> **SUPPLIED MATERIAL**:
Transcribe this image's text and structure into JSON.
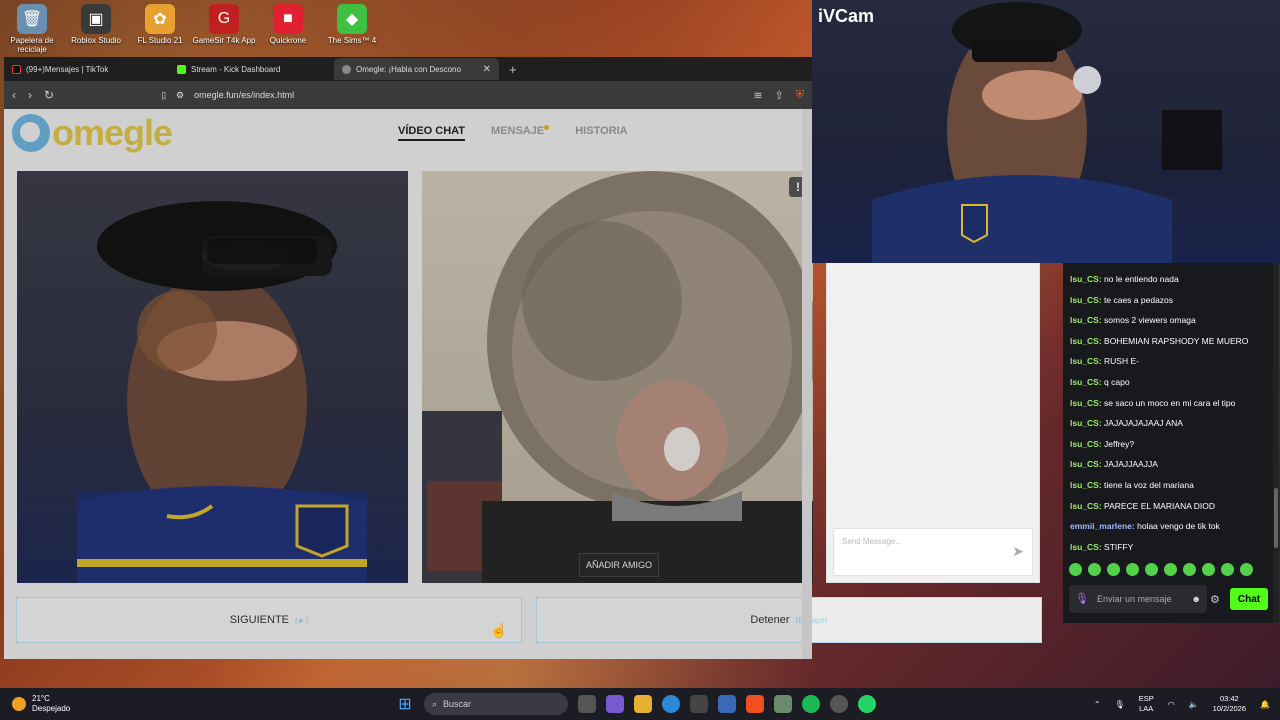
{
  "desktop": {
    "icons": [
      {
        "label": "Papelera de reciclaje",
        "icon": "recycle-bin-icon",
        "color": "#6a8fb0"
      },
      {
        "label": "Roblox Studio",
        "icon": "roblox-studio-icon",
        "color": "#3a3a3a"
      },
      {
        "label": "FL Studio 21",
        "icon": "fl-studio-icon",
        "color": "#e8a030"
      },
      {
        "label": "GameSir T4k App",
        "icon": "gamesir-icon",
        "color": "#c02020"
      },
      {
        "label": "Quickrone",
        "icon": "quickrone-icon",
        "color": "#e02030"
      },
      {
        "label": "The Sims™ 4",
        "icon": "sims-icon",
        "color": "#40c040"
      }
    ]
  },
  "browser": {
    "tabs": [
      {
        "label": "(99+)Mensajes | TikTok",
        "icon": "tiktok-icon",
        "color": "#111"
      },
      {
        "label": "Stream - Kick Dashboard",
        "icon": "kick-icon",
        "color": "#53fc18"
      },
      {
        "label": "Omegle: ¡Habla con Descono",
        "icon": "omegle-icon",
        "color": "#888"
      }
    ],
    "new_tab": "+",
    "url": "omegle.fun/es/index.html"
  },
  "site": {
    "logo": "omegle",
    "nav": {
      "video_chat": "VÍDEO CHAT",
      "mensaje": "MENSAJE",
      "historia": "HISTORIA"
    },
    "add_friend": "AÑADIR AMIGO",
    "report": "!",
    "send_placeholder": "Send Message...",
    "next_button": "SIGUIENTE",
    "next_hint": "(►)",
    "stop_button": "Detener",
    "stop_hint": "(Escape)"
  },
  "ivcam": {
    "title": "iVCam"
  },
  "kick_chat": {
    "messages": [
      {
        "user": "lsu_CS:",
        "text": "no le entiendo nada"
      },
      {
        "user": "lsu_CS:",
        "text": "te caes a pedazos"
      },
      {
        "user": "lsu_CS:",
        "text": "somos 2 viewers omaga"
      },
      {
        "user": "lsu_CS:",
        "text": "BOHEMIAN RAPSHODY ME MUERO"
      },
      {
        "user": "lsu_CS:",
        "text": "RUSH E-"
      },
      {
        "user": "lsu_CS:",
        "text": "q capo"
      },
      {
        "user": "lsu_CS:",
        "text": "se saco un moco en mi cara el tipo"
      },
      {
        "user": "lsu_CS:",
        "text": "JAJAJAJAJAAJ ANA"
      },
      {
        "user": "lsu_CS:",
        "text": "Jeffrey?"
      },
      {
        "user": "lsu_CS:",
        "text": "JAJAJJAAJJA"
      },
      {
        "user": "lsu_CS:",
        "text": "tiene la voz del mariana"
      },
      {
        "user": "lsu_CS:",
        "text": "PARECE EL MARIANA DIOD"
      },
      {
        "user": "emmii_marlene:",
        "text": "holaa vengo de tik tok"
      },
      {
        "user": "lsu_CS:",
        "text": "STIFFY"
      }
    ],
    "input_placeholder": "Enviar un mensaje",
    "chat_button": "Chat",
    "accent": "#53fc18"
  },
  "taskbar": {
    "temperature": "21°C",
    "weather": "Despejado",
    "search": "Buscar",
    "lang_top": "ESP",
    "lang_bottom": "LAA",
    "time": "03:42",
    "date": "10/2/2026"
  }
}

==

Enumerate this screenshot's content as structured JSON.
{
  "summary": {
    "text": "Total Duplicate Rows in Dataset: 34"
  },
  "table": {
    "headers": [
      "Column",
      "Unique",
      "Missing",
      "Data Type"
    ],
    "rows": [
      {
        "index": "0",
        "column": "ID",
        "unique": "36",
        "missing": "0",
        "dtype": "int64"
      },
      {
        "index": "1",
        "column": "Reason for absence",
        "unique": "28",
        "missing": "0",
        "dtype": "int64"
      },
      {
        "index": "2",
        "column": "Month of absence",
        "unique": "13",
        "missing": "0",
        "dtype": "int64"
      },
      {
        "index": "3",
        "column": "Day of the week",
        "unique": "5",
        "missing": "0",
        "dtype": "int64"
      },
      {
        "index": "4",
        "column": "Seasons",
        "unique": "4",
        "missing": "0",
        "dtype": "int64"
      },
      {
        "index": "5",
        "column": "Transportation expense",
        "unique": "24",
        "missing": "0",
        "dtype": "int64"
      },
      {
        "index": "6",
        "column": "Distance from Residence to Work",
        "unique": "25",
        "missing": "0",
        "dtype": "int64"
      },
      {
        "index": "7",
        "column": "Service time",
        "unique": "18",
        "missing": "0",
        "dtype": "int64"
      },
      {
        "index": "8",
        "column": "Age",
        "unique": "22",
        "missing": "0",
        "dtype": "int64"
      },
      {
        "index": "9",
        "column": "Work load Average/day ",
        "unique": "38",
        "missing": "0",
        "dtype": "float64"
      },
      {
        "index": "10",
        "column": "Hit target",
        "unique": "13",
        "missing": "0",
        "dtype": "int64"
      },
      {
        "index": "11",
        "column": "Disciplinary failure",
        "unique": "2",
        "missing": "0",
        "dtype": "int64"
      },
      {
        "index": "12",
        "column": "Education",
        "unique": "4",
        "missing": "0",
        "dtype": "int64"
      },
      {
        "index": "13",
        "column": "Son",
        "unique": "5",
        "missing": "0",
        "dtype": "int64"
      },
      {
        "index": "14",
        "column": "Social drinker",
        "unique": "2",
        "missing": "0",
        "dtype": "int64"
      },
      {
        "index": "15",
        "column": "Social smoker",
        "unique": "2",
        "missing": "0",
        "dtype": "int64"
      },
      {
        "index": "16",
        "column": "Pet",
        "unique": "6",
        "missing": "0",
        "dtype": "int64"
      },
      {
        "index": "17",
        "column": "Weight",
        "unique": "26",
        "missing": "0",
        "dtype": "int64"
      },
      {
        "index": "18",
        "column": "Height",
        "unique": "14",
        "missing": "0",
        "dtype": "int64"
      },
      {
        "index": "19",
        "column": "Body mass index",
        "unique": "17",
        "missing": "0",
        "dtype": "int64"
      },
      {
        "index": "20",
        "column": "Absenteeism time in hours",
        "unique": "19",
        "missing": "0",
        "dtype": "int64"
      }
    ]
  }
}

--

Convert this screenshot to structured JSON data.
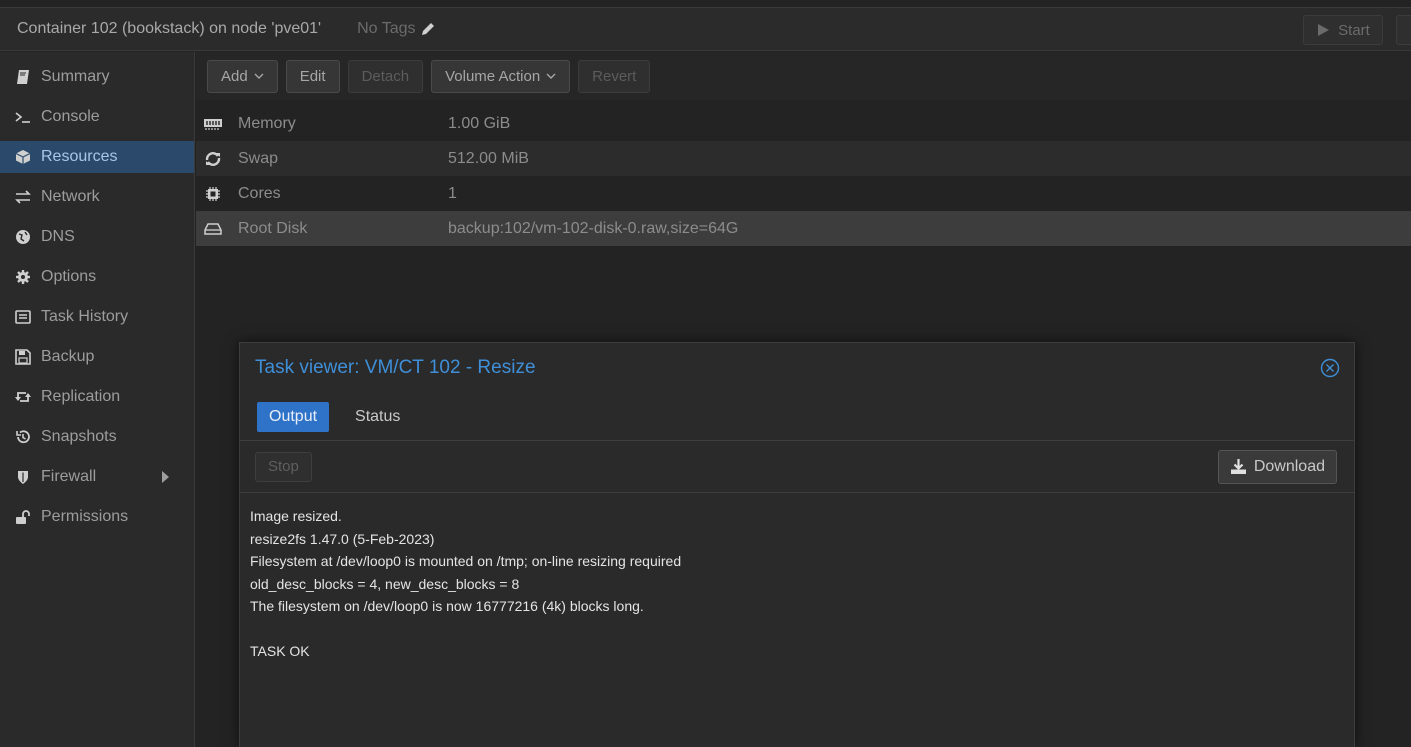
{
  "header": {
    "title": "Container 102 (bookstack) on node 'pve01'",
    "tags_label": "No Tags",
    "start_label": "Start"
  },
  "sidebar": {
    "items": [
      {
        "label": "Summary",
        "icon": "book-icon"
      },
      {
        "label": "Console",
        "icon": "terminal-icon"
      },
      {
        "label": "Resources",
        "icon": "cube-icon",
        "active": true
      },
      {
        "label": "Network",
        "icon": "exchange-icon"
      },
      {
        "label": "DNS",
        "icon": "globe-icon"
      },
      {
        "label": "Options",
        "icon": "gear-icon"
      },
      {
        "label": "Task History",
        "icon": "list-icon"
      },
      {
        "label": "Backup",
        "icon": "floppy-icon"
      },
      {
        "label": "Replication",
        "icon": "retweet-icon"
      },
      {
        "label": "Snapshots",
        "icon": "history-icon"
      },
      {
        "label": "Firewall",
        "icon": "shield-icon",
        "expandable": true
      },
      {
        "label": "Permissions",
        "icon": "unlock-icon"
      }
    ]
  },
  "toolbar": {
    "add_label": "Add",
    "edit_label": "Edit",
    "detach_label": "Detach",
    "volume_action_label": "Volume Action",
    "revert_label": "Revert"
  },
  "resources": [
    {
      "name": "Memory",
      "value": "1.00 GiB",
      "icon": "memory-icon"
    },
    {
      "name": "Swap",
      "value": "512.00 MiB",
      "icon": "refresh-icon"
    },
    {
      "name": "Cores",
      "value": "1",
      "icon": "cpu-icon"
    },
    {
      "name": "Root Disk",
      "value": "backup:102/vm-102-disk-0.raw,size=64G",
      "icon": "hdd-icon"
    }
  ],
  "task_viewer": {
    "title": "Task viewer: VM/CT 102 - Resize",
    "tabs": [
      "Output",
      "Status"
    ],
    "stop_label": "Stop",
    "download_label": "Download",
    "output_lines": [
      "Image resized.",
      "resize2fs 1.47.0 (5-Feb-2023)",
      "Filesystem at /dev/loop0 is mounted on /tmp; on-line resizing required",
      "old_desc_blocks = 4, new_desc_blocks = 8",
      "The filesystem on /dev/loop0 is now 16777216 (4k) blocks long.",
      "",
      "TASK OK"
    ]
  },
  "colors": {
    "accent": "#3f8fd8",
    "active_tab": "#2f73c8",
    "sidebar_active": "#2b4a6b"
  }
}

> **REQUIREMENTS**: Track down every line of the material containing the string "value", and copy it.

> **EXERCISE SOLUTION**:
      "value": "1.00 GiB",
      "value": "512.00 MiB",
      "value": "1",
      "value": "backup:102/vm-102-disk-0.raw,size=64G",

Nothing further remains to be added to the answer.